§ **Records from a data collection**:

---+---

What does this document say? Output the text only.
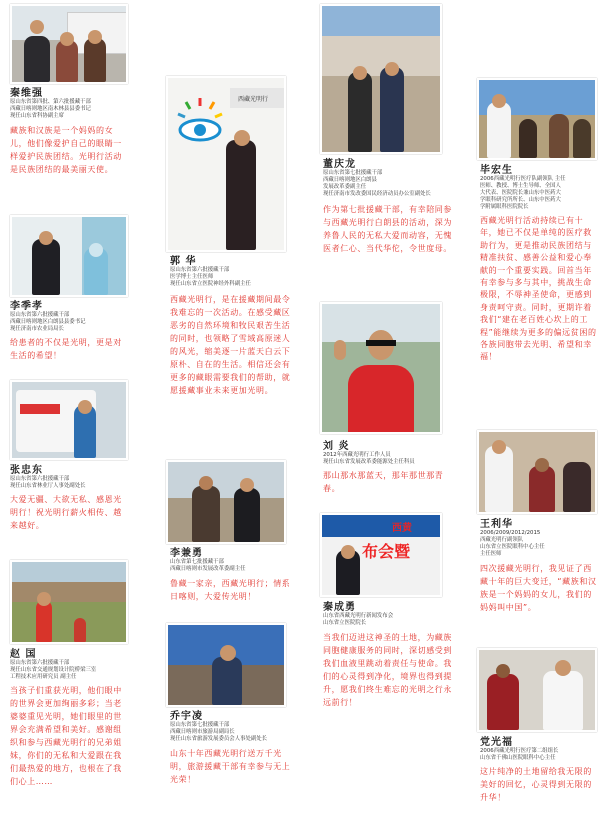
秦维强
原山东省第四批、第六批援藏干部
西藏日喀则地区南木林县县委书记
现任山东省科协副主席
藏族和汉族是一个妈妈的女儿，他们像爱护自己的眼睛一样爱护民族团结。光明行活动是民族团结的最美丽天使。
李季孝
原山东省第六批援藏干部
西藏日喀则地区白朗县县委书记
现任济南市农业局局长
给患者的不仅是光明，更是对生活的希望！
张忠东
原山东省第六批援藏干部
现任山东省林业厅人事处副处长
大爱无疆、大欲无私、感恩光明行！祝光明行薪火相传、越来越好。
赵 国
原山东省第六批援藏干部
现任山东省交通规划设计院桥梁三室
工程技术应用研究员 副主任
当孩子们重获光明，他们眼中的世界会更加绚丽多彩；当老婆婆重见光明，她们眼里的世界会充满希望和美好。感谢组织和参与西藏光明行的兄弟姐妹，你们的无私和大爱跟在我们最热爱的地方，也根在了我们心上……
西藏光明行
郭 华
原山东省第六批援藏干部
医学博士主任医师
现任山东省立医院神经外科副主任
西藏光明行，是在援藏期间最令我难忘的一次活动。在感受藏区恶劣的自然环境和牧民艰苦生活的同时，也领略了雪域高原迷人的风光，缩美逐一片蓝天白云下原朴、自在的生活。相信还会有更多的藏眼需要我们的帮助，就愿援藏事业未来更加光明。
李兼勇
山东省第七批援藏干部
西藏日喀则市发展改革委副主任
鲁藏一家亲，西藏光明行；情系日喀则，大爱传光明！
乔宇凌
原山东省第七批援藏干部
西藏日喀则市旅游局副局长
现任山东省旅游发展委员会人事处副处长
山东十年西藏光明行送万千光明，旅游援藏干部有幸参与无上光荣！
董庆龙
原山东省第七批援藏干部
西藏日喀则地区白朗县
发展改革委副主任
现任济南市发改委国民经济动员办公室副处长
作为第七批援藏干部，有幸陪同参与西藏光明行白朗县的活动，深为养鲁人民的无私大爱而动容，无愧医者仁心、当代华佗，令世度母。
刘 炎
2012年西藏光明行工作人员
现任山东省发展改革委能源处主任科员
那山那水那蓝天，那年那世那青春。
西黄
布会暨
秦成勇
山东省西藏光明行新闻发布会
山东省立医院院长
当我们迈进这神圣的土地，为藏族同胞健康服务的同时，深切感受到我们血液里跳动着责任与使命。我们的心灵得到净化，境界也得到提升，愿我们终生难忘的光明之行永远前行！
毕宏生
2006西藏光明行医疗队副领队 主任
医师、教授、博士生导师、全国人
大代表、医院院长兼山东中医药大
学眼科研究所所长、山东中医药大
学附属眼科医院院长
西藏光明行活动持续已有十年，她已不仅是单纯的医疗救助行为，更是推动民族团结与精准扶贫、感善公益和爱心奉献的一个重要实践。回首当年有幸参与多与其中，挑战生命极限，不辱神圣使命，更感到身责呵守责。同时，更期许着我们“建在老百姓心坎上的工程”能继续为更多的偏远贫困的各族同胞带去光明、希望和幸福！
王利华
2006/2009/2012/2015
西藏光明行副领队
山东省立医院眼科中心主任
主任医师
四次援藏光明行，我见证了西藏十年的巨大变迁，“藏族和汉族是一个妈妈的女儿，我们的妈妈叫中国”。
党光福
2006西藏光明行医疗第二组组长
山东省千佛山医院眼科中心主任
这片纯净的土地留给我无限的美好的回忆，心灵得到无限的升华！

---+---

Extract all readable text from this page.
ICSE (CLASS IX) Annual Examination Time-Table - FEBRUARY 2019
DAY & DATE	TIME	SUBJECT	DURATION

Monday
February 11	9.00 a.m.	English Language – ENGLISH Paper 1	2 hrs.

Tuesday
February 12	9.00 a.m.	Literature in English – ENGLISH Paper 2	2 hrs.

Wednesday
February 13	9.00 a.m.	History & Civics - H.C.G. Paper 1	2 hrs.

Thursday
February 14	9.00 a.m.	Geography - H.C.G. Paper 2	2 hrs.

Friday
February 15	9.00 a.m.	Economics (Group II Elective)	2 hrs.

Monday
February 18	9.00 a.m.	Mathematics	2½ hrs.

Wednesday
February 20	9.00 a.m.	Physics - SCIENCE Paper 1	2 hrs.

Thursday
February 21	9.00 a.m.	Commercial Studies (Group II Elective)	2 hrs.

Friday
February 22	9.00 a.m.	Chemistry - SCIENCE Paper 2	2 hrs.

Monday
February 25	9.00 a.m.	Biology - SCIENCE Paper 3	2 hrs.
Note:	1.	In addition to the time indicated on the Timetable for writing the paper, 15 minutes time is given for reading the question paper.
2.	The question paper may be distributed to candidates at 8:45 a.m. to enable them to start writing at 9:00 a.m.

---+---

§ **SHORT EXERCISE**: Scan the lines for the string "question". Pick out every line that has it.

§ **ANSWER TO THE PROBLEM**:
Note:	1.	In addition to the time indicated on the Timetable for writing the paper, 15 minutes time is given for reading the question paper.
2.	The question paper may be distributed to candidates at 8:45 a.m. to enable them to start writing at 9:00 a.m.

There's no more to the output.